PROBLEM: In how many lines does the string "Expected" appear? Answer with the number only.

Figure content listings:
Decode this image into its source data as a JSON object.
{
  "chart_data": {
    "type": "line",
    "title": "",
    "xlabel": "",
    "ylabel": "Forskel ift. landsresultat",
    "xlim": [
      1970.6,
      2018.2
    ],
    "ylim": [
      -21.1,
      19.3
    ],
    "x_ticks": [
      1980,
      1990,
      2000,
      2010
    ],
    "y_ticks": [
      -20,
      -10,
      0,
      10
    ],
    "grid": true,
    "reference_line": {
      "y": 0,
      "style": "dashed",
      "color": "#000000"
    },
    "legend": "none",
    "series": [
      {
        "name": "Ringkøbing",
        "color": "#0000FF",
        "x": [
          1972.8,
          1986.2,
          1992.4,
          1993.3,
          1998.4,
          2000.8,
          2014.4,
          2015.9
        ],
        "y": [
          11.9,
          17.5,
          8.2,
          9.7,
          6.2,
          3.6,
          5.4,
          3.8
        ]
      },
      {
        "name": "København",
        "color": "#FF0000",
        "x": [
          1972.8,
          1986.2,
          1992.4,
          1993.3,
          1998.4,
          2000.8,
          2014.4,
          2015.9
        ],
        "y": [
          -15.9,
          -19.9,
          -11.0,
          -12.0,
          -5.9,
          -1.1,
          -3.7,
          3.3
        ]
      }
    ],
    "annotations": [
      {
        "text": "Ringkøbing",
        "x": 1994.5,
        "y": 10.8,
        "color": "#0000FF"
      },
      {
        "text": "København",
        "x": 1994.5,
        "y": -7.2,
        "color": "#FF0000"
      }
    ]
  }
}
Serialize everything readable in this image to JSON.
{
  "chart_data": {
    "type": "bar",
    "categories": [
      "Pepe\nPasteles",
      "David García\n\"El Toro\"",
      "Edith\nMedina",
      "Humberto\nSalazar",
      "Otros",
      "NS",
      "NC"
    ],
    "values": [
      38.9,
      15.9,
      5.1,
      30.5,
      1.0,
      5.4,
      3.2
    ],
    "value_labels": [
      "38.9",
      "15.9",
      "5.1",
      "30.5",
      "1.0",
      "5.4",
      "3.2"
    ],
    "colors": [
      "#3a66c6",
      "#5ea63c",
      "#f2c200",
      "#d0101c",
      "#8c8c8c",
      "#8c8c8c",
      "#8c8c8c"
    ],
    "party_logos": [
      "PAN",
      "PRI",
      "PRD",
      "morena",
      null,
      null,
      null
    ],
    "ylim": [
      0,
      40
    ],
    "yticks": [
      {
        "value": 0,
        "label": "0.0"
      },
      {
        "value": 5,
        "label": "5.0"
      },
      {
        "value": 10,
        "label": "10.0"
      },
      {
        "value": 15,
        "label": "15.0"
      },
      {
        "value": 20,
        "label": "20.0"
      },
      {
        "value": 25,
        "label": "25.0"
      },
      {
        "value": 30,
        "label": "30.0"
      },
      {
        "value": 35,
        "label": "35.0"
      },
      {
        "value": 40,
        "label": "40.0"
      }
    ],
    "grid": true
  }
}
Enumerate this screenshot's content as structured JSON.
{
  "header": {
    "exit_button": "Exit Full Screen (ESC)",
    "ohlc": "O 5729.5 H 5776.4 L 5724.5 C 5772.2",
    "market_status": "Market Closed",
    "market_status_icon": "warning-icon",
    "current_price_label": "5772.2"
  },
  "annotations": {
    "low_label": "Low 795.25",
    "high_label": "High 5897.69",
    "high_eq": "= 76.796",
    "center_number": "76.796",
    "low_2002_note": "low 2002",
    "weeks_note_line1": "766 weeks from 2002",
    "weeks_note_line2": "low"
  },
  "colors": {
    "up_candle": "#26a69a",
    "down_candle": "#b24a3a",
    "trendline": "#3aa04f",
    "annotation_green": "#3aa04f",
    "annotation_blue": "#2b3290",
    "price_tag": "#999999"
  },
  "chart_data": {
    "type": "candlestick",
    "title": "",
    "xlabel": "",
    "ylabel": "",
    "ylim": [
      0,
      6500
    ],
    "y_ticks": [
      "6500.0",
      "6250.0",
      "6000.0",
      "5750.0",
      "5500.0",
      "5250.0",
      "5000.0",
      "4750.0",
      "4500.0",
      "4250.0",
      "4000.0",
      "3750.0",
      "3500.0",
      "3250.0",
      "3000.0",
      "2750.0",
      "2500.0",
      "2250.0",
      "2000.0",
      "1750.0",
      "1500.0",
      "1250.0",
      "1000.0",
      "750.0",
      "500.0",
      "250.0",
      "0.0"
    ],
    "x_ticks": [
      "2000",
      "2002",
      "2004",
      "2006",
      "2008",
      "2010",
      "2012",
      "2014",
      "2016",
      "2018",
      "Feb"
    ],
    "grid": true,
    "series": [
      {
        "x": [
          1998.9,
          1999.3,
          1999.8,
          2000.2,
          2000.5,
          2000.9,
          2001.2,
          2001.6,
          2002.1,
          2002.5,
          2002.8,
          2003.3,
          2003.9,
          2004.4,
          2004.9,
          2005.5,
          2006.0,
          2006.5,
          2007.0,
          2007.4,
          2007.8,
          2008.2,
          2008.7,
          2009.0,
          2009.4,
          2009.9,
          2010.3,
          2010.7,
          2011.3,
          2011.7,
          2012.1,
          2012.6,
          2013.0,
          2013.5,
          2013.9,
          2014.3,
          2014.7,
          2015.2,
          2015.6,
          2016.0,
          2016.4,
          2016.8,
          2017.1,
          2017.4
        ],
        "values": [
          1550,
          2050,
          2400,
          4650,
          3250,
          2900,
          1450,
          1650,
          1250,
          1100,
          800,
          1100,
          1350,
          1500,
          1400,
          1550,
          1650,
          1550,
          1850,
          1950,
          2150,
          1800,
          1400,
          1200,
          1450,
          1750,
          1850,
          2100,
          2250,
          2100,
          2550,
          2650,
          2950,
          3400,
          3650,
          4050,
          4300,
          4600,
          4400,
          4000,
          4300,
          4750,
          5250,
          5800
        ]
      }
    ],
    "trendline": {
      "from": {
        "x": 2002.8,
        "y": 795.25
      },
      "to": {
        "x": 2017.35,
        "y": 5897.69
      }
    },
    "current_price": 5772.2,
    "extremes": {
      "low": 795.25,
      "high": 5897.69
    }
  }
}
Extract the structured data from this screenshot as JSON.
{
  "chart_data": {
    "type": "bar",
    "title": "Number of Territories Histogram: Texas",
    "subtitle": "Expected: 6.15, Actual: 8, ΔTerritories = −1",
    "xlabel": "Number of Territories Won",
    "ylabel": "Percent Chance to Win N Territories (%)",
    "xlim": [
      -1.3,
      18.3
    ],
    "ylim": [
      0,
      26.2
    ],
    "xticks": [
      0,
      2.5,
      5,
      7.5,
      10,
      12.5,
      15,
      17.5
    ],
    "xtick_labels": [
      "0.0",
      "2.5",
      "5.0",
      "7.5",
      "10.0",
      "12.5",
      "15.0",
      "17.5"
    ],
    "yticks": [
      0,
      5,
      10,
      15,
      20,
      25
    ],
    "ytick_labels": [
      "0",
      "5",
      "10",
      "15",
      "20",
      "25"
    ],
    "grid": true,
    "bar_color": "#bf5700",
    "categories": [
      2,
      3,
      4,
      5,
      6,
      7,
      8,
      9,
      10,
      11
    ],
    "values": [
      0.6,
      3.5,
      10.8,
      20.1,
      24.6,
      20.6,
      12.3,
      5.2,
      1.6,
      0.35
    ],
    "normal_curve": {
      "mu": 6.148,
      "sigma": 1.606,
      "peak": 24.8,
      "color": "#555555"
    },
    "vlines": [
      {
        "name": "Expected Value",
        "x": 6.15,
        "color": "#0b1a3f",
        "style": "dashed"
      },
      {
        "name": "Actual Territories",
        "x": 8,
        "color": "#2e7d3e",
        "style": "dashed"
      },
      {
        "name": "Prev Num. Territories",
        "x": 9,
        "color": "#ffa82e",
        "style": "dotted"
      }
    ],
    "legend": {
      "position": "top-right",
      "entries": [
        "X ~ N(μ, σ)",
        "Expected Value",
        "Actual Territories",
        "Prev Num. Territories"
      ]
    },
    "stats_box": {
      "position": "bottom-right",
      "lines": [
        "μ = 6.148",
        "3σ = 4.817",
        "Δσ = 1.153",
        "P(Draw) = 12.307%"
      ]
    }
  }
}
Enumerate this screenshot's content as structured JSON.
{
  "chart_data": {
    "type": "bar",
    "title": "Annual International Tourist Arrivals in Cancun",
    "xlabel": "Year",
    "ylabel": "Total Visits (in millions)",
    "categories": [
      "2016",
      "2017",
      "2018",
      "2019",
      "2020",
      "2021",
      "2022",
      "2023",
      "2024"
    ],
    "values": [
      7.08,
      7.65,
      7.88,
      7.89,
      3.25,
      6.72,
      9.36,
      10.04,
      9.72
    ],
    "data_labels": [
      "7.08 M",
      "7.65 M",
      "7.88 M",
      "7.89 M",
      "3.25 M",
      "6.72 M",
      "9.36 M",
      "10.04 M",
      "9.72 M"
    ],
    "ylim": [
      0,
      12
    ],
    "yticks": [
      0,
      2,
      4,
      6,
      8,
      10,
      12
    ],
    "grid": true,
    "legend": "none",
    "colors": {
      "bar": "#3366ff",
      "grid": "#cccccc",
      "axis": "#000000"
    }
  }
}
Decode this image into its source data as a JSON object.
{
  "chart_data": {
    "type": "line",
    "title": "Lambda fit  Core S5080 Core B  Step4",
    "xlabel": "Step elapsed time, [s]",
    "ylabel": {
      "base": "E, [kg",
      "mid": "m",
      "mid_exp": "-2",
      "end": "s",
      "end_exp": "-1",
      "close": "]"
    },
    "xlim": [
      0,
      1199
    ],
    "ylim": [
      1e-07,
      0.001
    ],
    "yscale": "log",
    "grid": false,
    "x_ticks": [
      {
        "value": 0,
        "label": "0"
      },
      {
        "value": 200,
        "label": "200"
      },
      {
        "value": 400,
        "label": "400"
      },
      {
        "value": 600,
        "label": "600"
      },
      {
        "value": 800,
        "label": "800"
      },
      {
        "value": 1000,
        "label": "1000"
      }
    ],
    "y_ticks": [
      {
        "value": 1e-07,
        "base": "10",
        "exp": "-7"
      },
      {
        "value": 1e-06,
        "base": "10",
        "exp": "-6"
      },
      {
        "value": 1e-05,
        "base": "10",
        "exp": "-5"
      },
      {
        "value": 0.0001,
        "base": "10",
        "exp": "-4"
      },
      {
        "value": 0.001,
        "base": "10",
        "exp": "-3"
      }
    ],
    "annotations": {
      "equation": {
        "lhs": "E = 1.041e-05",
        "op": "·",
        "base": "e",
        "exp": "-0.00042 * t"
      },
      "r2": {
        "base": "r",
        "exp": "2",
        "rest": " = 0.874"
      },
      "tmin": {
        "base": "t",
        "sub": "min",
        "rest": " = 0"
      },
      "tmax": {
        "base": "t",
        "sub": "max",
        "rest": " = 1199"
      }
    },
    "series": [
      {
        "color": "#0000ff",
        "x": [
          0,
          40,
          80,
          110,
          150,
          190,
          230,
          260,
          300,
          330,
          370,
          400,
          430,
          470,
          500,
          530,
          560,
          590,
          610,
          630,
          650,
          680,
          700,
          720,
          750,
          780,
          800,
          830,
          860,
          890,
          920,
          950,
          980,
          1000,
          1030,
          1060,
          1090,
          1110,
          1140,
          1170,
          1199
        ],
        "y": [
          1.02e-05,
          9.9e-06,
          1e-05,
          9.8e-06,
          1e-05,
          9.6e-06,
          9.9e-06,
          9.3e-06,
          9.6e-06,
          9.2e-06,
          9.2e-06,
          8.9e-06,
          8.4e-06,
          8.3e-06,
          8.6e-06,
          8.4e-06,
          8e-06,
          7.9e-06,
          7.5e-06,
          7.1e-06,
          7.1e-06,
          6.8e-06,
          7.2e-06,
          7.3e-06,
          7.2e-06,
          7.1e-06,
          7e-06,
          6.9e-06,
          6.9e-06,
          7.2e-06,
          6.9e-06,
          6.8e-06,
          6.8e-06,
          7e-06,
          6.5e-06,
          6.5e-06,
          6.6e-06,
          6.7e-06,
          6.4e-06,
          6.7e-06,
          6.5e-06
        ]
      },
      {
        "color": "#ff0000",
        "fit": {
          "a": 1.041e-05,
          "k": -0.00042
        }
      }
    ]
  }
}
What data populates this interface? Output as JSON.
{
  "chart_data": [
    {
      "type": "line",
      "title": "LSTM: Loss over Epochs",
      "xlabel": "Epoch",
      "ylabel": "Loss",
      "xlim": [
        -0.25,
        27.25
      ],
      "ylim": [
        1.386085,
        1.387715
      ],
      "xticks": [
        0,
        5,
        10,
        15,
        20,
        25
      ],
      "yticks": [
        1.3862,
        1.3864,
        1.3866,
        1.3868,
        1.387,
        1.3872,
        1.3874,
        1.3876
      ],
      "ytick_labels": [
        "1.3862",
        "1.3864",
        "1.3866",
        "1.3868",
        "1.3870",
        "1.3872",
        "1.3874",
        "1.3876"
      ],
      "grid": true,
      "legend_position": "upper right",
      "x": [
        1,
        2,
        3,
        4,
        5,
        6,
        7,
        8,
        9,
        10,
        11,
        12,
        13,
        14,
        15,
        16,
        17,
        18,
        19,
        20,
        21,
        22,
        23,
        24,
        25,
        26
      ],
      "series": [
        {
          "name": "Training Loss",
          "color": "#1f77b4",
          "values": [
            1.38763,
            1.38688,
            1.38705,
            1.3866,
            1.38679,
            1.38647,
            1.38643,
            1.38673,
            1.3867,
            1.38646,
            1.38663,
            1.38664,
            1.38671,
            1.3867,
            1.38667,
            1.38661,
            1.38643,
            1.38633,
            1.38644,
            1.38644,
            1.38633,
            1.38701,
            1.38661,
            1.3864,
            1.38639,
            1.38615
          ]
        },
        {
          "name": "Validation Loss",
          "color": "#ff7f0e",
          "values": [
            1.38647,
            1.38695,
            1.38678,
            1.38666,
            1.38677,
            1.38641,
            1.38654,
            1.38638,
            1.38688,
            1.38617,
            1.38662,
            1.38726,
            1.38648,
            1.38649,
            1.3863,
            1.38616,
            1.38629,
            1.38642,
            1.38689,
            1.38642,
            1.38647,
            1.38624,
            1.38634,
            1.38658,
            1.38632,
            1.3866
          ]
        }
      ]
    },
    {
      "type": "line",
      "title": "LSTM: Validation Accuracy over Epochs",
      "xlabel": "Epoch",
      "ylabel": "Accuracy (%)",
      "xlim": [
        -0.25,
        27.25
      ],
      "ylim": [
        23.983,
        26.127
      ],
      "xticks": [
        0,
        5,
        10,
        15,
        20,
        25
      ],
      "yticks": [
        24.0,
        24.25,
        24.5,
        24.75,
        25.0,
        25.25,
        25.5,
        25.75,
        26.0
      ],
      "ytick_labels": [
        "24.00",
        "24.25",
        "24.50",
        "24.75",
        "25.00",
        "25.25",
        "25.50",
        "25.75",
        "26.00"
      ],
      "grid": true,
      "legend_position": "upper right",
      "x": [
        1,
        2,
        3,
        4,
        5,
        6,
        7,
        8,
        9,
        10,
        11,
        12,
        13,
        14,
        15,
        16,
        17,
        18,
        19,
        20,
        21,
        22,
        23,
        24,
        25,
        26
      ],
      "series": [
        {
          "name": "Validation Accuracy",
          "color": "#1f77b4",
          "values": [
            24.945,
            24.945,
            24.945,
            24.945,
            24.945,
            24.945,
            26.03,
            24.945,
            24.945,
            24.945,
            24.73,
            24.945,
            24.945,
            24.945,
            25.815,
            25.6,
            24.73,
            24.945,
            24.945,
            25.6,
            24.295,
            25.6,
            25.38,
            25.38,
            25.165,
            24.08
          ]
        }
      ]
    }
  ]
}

RESPONSE: 3